- _Description of the task_
Transcribe each record exactly; skip any picture.

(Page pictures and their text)
= Beginning of Section =

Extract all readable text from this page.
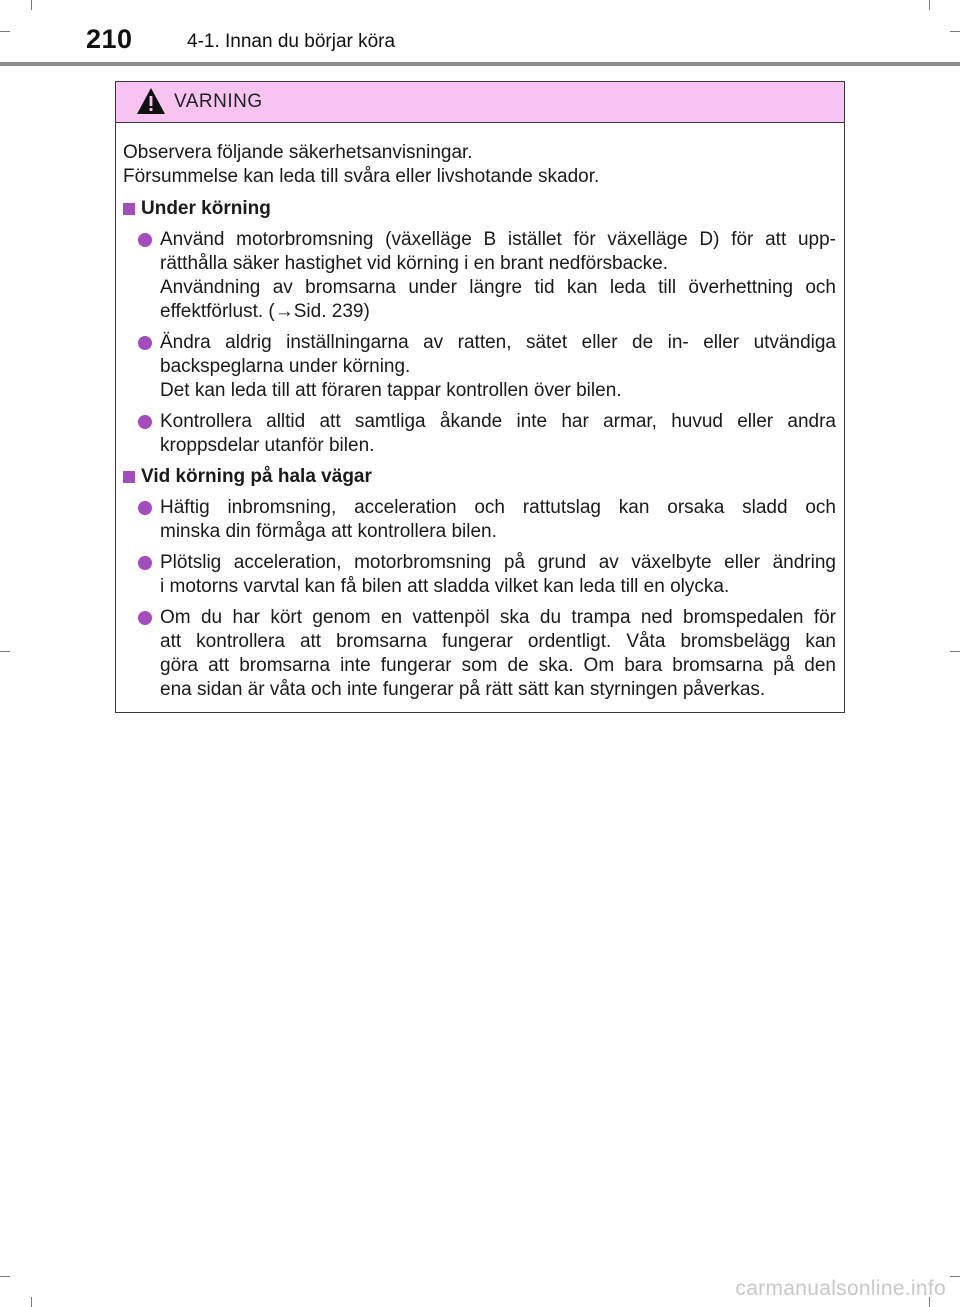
210	4-1. Innan du börjar köra
VARNING

Observera följande säkerhetsanvisningar.
Försummelse kan leda till svåra eller livshotande skador.

Under körning
Använd motorbromsning (växelläge B istället för växelläge D) för att upp-
rätthålla säker hastighet vid körning i en brant nedförsbacke.
Användning av bromsarna under längre tid kan leda till överhettning och
effektförlust. (→Sid. 239)
Ändra aldrig inställningarna av ratten, sätet eller de in- eller utvändiga
backspeglarna under körning.
Det kan leda till att föraren tappar kontrollen över bilen.
Kontrollera alltid att samtliga åkande inte har armar, huvud eller andra
kroppsdelar utanför bilen.
Vid körning på hala vägar
Häftig inbromsning, acceleration och rattutslag kan orsaka sladd och
minska din förmåga att kontrollera bilen.
Plötslig acceleration, motorbromsning på grund av växelbyte eller ändring
i motorns varvtal kan få bilen att sladda vilket kan leda till en olycka.
Om du har kört genom en vattenpöl ska du trampa ned bromspedalen för
att kontrollera att bromsarna fungerar ordentligt. Våta bromsbelägg kan
göra att bromsarna inte fungerar som de ska. Om bara bromsarna på den
ena sidan är våta och inte fungerar på rätt sätt kan styrningen påverkas.
carmanualsonline.info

= End of Section =

- _Answer box_
Extract all readable text from this page.
210	4-1. Innan du börjar köra
VARNING

Observera följande säkerhetsanvisningar.
Försummelse kan leda till svåra eller livshotande skador.

Under körning
Använd motorbromsning (växelläge B istället för växelläge D) för att upp-
rätthålla säker hastighet vid körning i en brant nedförsbacke.
Användning av bromsarna under längre tid kan leda till överhettning och
effektförlust. (→Sid. 239)
Ändra aldrig inställningarna av ratten, sätet eller de in- eller utvändiga
backspeglarna under körning.
Det kan leda till att föraren tappar kontrollen över bilen.
Kontrollera alltid att samtliga åkande inte har armar, huvud eller andra
kroppsdelar utanför bilen.
Vid körning på hala vägar
Häftig inbromsning, acceleration och rattutslag kan orsaka sladd och
minska din förmåga att kontrollera bilen.
Plötslig acceleration, motorbromsning på grund av växelbyte eller ändring
i motorns varvtal kan få bilen att sladda vilket kan leda till en olycka.
Om du har kört genom en vattenpöl ska du trampa ned bromspedalen för
att kontrollera att bromsarna fungerar ordentligt. Våta bromsbelägg kan
göra att bromsarna inte fungerar som de ska. Om bara bromsarna på den
ena sidan är våta och inte fungerar på rätt sätt kan styrningen påverkas.
carmanualsonline.info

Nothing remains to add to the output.